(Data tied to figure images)
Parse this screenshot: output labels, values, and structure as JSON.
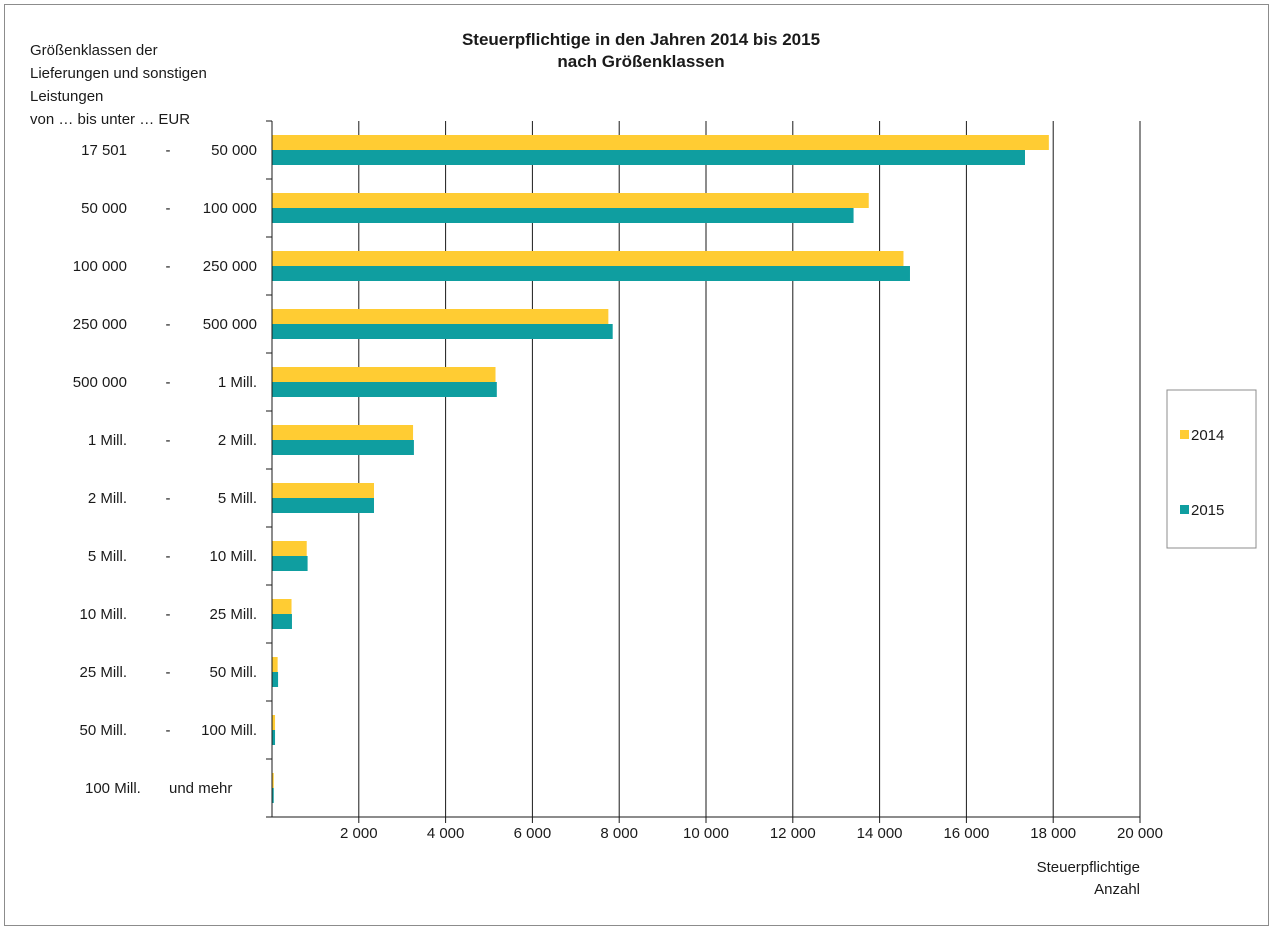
{
  "chart_data": {
    "type": "bar",
    "orientation": "horizontal",
    "title": [
      "Steuerpflichtige in den Jahren 2014 bis 2015",
      "nach Größenklassen"
    ],
    "ylabel": [
      "Größenklassen der",
      "Lieferungen und sonstigen",
      "Leistungen",
      "von … bis unter … EUR"
    ],
    "xlabel": [
      "Steuerpflichtige",
      "Anzahl"
    ],
    "xlim": [
      0,
      20000
    ],
    "xticks": [
      2000,
      4000,
      6000,
      8000,
      10000,
      12000,
      14000,
      16000,
      18000,
      20000
    ],
    "xtick_labels": [
      "2 000",
      "4 000",
      "6 000",
      "8 000",
      "10 000",
      "12 000",
      "14 000",
      "16 000",
      "18 000",
      "20 000"
    ],
    "grid": "vertical",
    "legend_position": "right",
    "categories": [
      {
        "from": "17 501",
        "sep": "-",
        "to": "50 000"
      },
      {
        "from": "50 000",
        "sep": "-",
        "to": "100 000"
      },
      {
        "from": "100 000",
        "sep": "-",
        "to": "250 000"
      },
      {
        "from": "250 000",
        "sep": "-",
        "to": "500 000"
      },
      {
        "from": "500 000",
        "sep": "-",
        "to": "1 Mill."
      },
      {
        "from": "1 Mill.",
        "sep": "-",
        "to": "2 Mill."
      },
      {
        "from": "2 Mill.",
        "sep": "-",
        "to": "5 Mill."
      },
      {
        "from": "5 Mill.",
        "sep": "-",
        "to": "10 Mill."
      },
      {
        "from": "10 Mill.",
        "sep": "-",
        "to": "25 Mill."
      },
      {
        "from": "25 Mill.",
        "sep": "-",
        "to": "50 Mill."
      },
      {
        "from": "50 Mill.",
        "sep": "-",
        "to": "100 Mill."
      },
      {
        "from": "100 Mill.",
        "sep": "",
        "to": "und mehr"
      }
    ],
    "series": [
      {
        "name": "2014",
        "color": "#ffcc33",
        "values": [
          17900,
          13750,
          14550,
          7750,
          5150,
          3250,
          2350,
          800,
          450,
          130,
          70,
          40
        ]
      },
      {
        "name": "2015",
        "color": "#0f9ea0",
        "values": [
          17350,
          13400,
          14700,
          7850,
          5180,
          3270,
          2350,
          820,
          460,
          140,
          70,
          40
        ]
      }
    ]
  }
}
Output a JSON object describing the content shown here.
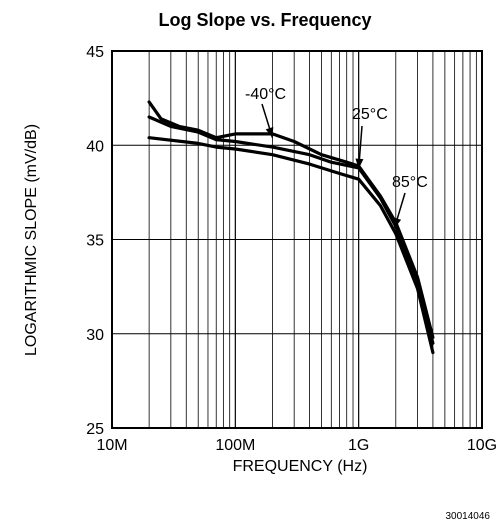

◆ WHAT IS EXPECTED: Check every line of the data above for the string "from", and copy those that have it.

◆ WORKED ANSWER:
        "from": "17 501",
        "from": "50 000",
        "from": "100 000",
        "from": "250 000",
        "from": "500 000",
        "from": "1 Mill.",
        "from": "2 Mill.",
        "from": "5 Mill.",
        "from": "10 Mill.",
        "from": "25 Mill.",
        "from": "50 Mill.",
        "from": "100 Mill.",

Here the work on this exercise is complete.